## Extrait du texte
******
Ce qui réunit les deux hommes, au-delà de leur positionnement politique, c’est le refus du populisme et de la démagogie. Dans sa lettre envoyée du 72 rue Gay-Lussac à Paris le 31 octobre 1889 Julien LAINE va même plus loin : « Ces cérémonies du culte catholique ne peuvent que nous faire sourire, nous autres positivistes. Leur idéal qui pour nous n’a aucun sens, sont une source d’émotion tendre et toujours salutaire pour ceux qui comme vous ont conservé avec la foi de leur jeunesse la candeur et la délicatesse d’âme que le catholicisme donne toujours à ses vrais disciples. Cette différence de croyance n’empêche pas entre nous la communion intime du cœur. Et puis du reste, sont-elles si terribles au fond ces différences ! Ne sommes-nous pas tous les deux des chercheurs d’absolu !

 Et il ajoute : Cher et bon ami, croyez toujours à ma bien vive amitié et envoyez-moi de vos nouvelles et si j’osais, j’ajouterais : “ pensez à moi dans vos prières” puisque vous, vous y croyez à la prière !

NB : Je mets à la poste à votre adresse un numéro du Figaro pour vous communiquer un article sur le socialisme chrétien du Comte DE MARTIMPREY. Vous y verrez que si un abîme semble nous séparer, sur le terrain des pratiques nous nous rencontrons souvent…

Article du Figaro du 31 octobre 1889, Gallica BNF

Chaque année les deux hommes se rencontrent quand Julien fait le chemin vers Les Brouzils où habitent ses parents. « Je dois quitter la Vendée à la fin de ce mois pour rentrer à Paris et si vous pouvez faire une nouvelle fugue à Nantes, nous pourrions nous revoir. Peut-être Abadie sera-t-il à Nantes tâtez-vous le pouls et prévenez-moi je suis à vos ordres ! » écrit Julien le 22 septembre 1888.

Les ordres militaires, la hiérarchie qui en découle, cela reste bien-sûr un jeu entre eux ; « Je reste donc encore soldat de 2e classe à la 11e section d’infirmiers militaire jusqu’à 1889 et vous êtes toujours mon chef, mon cher et bon ami le sergent Jean-Marie Pétard » rappelle malicieusement Julien dans sa lettre du 14 avril 1888.
******
## Énoncé
Recopiez le passage de l'extrait sur les lettres de Julien Laine, depuis « Et il ajoute : Cher » jusqu'à « la prière ! » inclus. Les items proviennent d'une autre source.

[Données tirées d'une collection]
******
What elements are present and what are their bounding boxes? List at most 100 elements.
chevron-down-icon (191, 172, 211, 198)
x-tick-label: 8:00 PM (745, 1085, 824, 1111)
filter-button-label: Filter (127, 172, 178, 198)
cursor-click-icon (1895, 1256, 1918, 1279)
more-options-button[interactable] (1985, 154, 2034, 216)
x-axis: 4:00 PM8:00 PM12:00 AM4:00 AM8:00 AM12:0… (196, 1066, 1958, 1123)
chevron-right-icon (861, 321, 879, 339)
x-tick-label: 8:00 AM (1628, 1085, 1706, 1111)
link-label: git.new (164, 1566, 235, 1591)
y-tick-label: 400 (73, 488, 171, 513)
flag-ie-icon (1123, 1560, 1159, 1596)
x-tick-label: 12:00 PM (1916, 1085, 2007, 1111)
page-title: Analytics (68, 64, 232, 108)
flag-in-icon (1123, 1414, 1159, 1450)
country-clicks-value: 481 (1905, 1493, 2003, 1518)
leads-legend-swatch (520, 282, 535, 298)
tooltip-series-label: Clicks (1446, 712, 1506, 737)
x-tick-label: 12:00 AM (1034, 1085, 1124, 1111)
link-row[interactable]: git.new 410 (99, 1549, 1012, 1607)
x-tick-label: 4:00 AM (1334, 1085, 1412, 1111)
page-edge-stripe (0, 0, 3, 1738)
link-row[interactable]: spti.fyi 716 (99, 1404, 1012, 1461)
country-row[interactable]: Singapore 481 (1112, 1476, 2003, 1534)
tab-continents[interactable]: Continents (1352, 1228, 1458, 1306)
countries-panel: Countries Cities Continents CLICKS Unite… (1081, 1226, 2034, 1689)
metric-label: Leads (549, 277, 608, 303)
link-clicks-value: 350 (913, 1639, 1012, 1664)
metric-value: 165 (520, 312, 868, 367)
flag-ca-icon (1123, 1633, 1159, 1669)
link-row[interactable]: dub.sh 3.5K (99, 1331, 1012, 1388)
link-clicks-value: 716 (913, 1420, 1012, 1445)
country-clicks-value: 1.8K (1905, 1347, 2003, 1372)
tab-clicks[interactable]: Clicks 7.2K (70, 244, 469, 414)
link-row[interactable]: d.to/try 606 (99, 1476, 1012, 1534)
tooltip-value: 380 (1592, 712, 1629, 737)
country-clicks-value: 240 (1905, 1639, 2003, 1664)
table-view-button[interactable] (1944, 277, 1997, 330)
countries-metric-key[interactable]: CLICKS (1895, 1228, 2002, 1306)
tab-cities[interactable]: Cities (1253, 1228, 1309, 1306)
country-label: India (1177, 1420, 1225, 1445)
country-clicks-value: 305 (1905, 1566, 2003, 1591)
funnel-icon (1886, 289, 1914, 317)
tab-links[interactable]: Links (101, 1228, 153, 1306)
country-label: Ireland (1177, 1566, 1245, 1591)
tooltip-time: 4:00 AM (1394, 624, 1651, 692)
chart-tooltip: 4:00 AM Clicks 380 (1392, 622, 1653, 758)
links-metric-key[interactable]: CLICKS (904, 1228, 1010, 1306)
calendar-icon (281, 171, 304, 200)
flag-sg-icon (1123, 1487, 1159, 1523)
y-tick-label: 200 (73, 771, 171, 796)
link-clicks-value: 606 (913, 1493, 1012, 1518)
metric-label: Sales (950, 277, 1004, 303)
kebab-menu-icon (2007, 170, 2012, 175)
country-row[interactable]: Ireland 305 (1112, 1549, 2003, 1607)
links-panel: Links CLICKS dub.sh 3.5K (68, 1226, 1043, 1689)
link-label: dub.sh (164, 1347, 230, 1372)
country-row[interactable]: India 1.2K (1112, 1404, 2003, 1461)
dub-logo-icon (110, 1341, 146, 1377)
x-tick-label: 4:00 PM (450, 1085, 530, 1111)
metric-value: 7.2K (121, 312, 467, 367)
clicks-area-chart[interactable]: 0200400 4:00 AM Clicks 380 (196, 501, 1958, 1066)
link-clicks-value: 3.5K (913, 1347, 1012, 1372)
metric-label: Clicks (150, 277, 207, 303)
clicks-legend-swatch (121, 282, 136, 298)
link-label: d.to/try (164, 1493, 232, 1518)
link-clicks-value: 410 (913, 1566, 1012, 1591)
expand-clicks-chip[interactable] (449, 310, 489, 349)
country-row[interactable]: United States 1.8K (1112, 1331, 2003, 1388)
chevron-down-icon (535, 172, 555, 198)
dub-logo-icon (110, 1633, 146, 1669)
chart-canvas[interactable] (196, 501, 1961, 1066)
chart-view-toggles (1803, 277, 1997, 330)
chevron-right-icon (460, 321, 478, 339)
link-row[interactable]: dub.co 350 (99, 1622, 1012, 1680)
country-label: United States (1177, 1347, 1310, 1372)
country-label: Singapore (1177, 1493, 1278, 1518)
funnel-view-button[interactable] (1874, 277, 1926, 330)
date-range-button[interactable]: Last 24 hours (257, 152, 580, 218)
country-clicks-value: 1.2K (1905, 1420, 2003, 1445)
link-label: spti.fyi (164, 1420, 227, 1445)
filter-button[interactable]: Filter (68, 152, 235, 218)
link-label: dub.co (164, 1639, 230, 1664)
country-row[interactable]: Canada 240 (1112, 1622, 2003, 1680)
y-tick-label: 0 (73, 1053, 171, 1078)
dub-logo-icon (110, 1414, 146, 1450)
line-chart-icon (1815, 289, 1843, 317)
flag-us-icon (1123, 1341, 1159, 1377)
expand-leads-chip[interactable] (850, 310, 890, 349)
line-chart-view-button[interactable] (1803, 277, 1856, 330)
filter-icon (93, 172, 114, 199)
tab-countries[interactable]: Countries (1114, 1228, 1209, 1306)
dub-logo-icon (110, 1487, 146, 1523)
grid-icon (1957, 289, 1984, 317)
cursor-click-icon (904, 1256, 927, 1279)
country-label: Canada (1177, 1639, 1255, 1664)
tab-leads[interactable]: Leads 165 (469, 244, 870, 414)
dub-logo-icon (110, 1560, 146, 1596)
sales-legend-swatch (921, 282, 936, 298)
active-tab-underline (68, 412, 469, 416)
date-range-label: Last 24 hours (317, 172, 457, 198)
******
## Réponse attendue
Et il ajoute : Cher et bon ami, croyez toujours à ma bien vive amitié et envoyez-moi de vos nouvelles et si j’osais, j’ajouterais : “ pensez à moi dans vos prières” puisque vous, vous y croyez à la prière !